--- Begin ---

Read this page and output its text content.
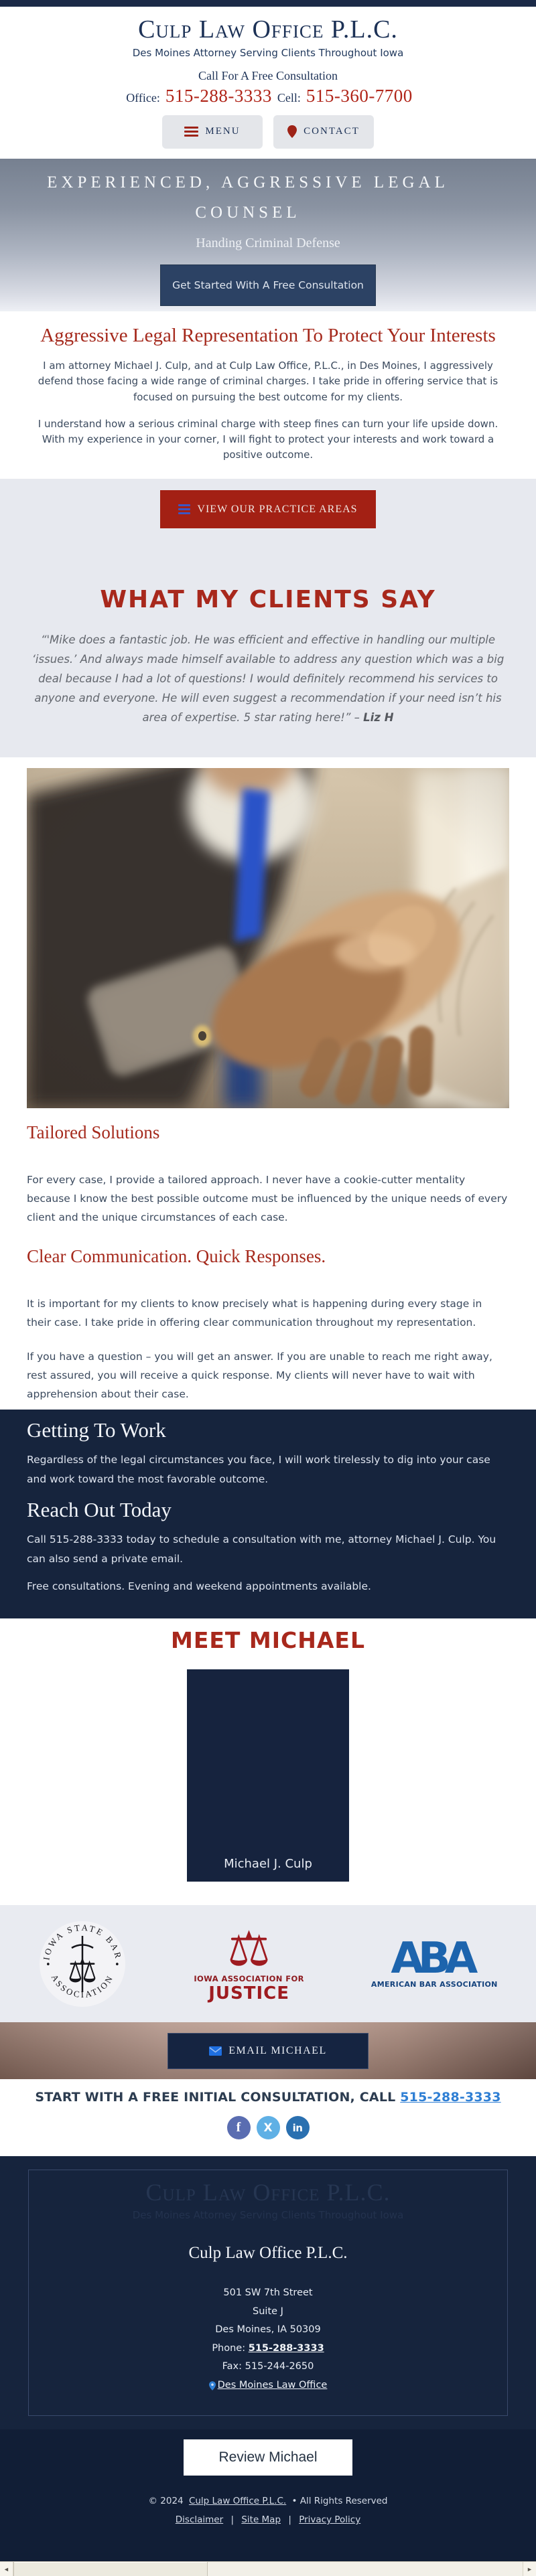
Culp Law Office P.L.C.
Des Moines Attorney Serving Clients Throughout Iowa
Call For A Free Consultation
Office: 515-288-3333 Cell: 515-360-7700
MENU	CONTACT
EXPERIENCED, AGGRESSIVE LEGAL COUNSEL
Handing Criminal Defense
Get Started With A Free Consultation
Aggressive Legal Representation To Protect Your Interests

I am attorney Michael J. Culp, and at Culp Law Office, P.L.C., in Des Moines, I aggressively defend those facing a wide range of criminal charges. I take pride in offering service that is focused on pursuing the best outcome for my clients.

I understand how a serious criminal charge with steep fines can turn your life upside down. With my experience in your corner, I will fight to protect your interests and work toward a positive outcome.

VIEW OUR PRACTICE AREAS
WHAT MY CLIENTS SAY
“'Mike does a fantastic job. He was efficient and effective in handling our multiple ‘issues.’ And always made himself available to address any question which was a big deal because I had a lot of questions! I would definitely recommend his services to anyone and everyone. He will even suggest a recommendation if your need isn’t his area of expertise. 5 star rating here!” – Liz H
Tailored Solutions

For every case, I provide a tailored approach. I never have a cookie-cutter mentality because I know the best possible outcome must be influenced by the unique needs of every client and the unique circumstances of each case.

Clear Communication. Quick Responses.

It is important for my clients to know precisely what is happening during every stage in their case. I take pride in offering clear communication throughout my representation.

If you have a question – you will get an answer. If you are unable to reach me right away, rest assured, you will receive a quick response. My clients will never have to wait with apprehension about their case.

Getting To Work

Regardless of the legal circumstances you face, I will work tirelessly to dig into your case and work toward the most favorable outcome.

Reach Out Today

Call 515-288-3333 today to schedule a consultation with me, attorney Michael J. Culp. You can also send a private email.

Free consultations. Evening and weekend appointments available.

MEET MICHAEL
Michael J. Culp
IOWA STATE BAR
ASSOCIATION
•	•
⚖	⚖
IOWA ASSOCIATION FOR
JUSTICE
ABA
AMERICAN BAR ASSOCIATION
EMAIL MICHAEL
START WITH A FREE INITIAL CONSULTATION, CALL 515-288-3333
f	X	in
Culp Law Office P.L.C.
Des Moines Attorney Serving Clients Throughout Iowa
Culp Law Office P.L.C.
501 SW 7th Street
Suite J
Des Moines, IA 50309
Phone: 515-288-3333
Fax: 515-244-2650
Des Moines Law Office
Review Michael
© 2024 Culp Law Office P.L.C. • All Rights Reserved
Disclaimer | Site Map | Privacy Policy
◄	►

--- End ---

__REQUIRED TASK__
A faithful copy of the records above is needed, with the pictures left out.

__SOLVED PROBLEM__
Read this page and output its text content.
Culp Law Office P.L.C.
Des Moines Attorney Serving Clients Throughout Iowa
Call For A Free Consultation
Office: 515-288-3333 Cell: 515-360-7700
MENU	CONTACT
EXPERIENCED, AGGRESSIVE LEGAL COUNSEL
Handing Criminal Defense
Get Started With A Free Consultation
Aggressive Legal Representation To Protect Your Interests

I am attorney Michael J. Culp, and at Culp Law Office, P.L.C., in Des Moines, I aggressively defend those facing a wide range of criminal charges. I take pride in offering service that is focused on pursuing the best outcome for my clients.

I understand how a serious criminal charge with steep fines can turn your life upside down. With my experience in your corner, I will fight to protect your interests and work toward a positive outcome.

VIEW OUR PRACTICE AREAS
WHAT MY CLIENTS SAY
“'Mike does a fantastic job. He was efficient and effective in handling our multiple ‘issues.’ And always made himself available to address any question which was a big deal because I had a lot of questions! I would definitely recommend his services to anyone and everyone. He will even suggest a recommendation if your need isn’t his area of expertise. 5 star rating here!” – Liz H
Tailored Solutions

For every case, I provide a tailored approach. I never have a cookie-cutter mentality because I know the best possible outcome must be influenced by the unique needs of every client and the unique circumstances of each case.

Clear Communication. Quick Responses.

It is important for my clients to know precisely what is happening during every stage in their case. I take pride in offering clear communication throughout my representation.

If you have a question – you will get an answer. If you are unable to reach me right away, rest assured, you will receive a quick response. My clients will never have to wait with apprehension about their case.

Getting To Work

Regardless of the legal circumstances you face, I will work tirelessly to dig into your case and work toward the most favorable outcome.

Reach Out Today

Call 515-288-3333 today to schedule a consultation with me, attorney Michael J. Culp. You can also send a private email.

Free consultations. Evening and weekend appointments available.

MEET MICHAEL
Michael J. Culp
IOWA STATE BAR
ASSOCIATION
•	•
⚖	⚖
IOWA ASSOCIATION FOR
JUSTICE
ABA
AMERICAN BAR ASSOCIATION
EMAIL MICHAEL
START WITH A FREE INITIAL CONSULTATION, CALL 515-288-3333
f	X	in
Culp Law Office P.L.C.
Des Moines Attorney Serving Clients Throughout Iowa
Culp Law Office P.L.C.
501 SW 7th Street
Suite J
Des Moines, IA 50309
Phone: 515-288-3333
Fax: 515-244-2650
Des Moines Law Office
Review Michael
© 2024 Culp Law Office P.L.C. • All Rights Reserved
Disclaimer | Site Map | Privacy Policy
◄	►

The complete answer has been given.